↓

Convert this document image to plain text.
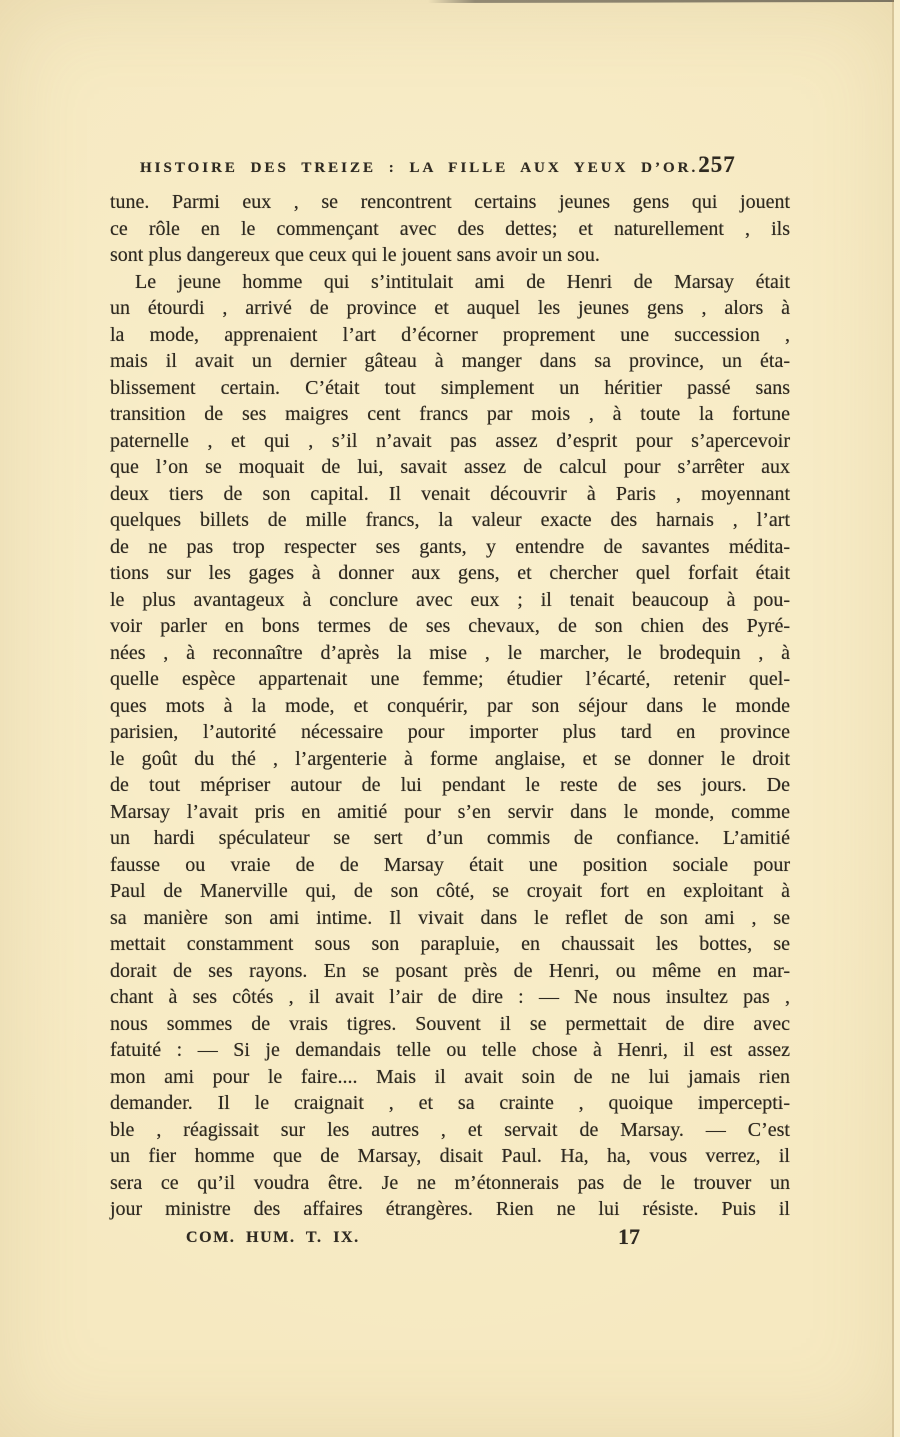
HISTOIRE DES TREIZE : LA FILLE AUX YEUX D’OR. 257
tune. Parmi eux , se rencontrent certains jeunes gens qui jouent
ce rôle en le commençant avec des dettes; et naturellement , ils
sont plus dangereux que ceux qui le jouent sans avoir un sou.
Le jeune homme qui s’intitulait ami de Henri de Marsay était
un étourdi , arrivé de province et auquel les jeunes gens , alors à
la mode, apprenaient l’art d’écorner proprement une succession ,
mais il avait un dernier gâteau à manger dans sa province, un éta-
blissement certain. C’était tout simplement un héritier passé sans
transition de ses maigres cent francs par mois , à toute la fortune
paternelle , et qui , s’il n’avait pas assez d’esprit pour s’apercevoir
que l’on se moquait de lui, savait assez de calcul pour s’arrêter aux
deux tiers de son capital. Il venait découvrir à Paris , moyennant
quelques billets de mille francs, la valeur exacte des harnais , l’art
de ne pas trop respecter ses gants, y entendre de savantes médita-
tions sur les gages à donner aux gens, et chercher quel forfait était
le plus avantageux à conclure avec eux ; il tenait beaucoup à pou-
voir parler en bons termes de ses chevaux, de son chien des Pyré-
nées , à reconnaître d’après la mise , le marcher, le brodequin , à
quelle espèce appartenait une femme; étudier l’écarté, retenir quel-
ques mots à la mode, et conquérir, par son séjour dans le monde
parisien, l’autorité nécessaire pour importer plus tard en province
le goût du thé , l’argenterie à forme anglaise, et se donner le droit
de tout mépriser autour de lui pendant le reste de ses jours. De
Marsay l’avait pris en amitié pour s’en servir dans le monde, comme
un hardi spéculateur se sert d’un commis de confiance. L’amitié
fausse ou vraie de de Marsay était une position sociale pour
Paul de Manerville qui, de son côté, se croyait fort en exploitant à
sa manière son ami intime. Il vivait dans le reflet de son ami , se
mettait constamment sous son parapluie, en chaussait les bottes, se
dorait de ses rayons. En se posant près de Henri, ou même en mar-
chant à ses côtés , il avait l’air de dire : — Ne nous insultez pas ,
nous sommes de vrais tigres. Souvent il se permettait de dire avec
fatuité : — Si je demandais telle ou telle chose à Henri, il est assez
mon ami pour le faire.... Mais il avait soin de ne lui jamais rien
demander. Il le craignait , et sa crainte , quoique impercepti-
ble , réagissait sur les autres , et servait de Marsay. — C’est
un fier homme que de Marsay, disait Paul. Ha, ha, vous verrez, il
sera ce qu’il voudra être. Je ne m’étonnerais pas de le trouver un
jour ministre des affaires étrangères. Rien ne lui résiste. Puis il
COM. HUM. T. IX.	17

↑

**Your task**
Show each line of the data that contains the string "nous".

**The response**
chant à ses côtés , il avait l’air de dire : — Ne nous insultez pas ,
nous sommes de vrais tigres. Souvent il se permettait de dire avec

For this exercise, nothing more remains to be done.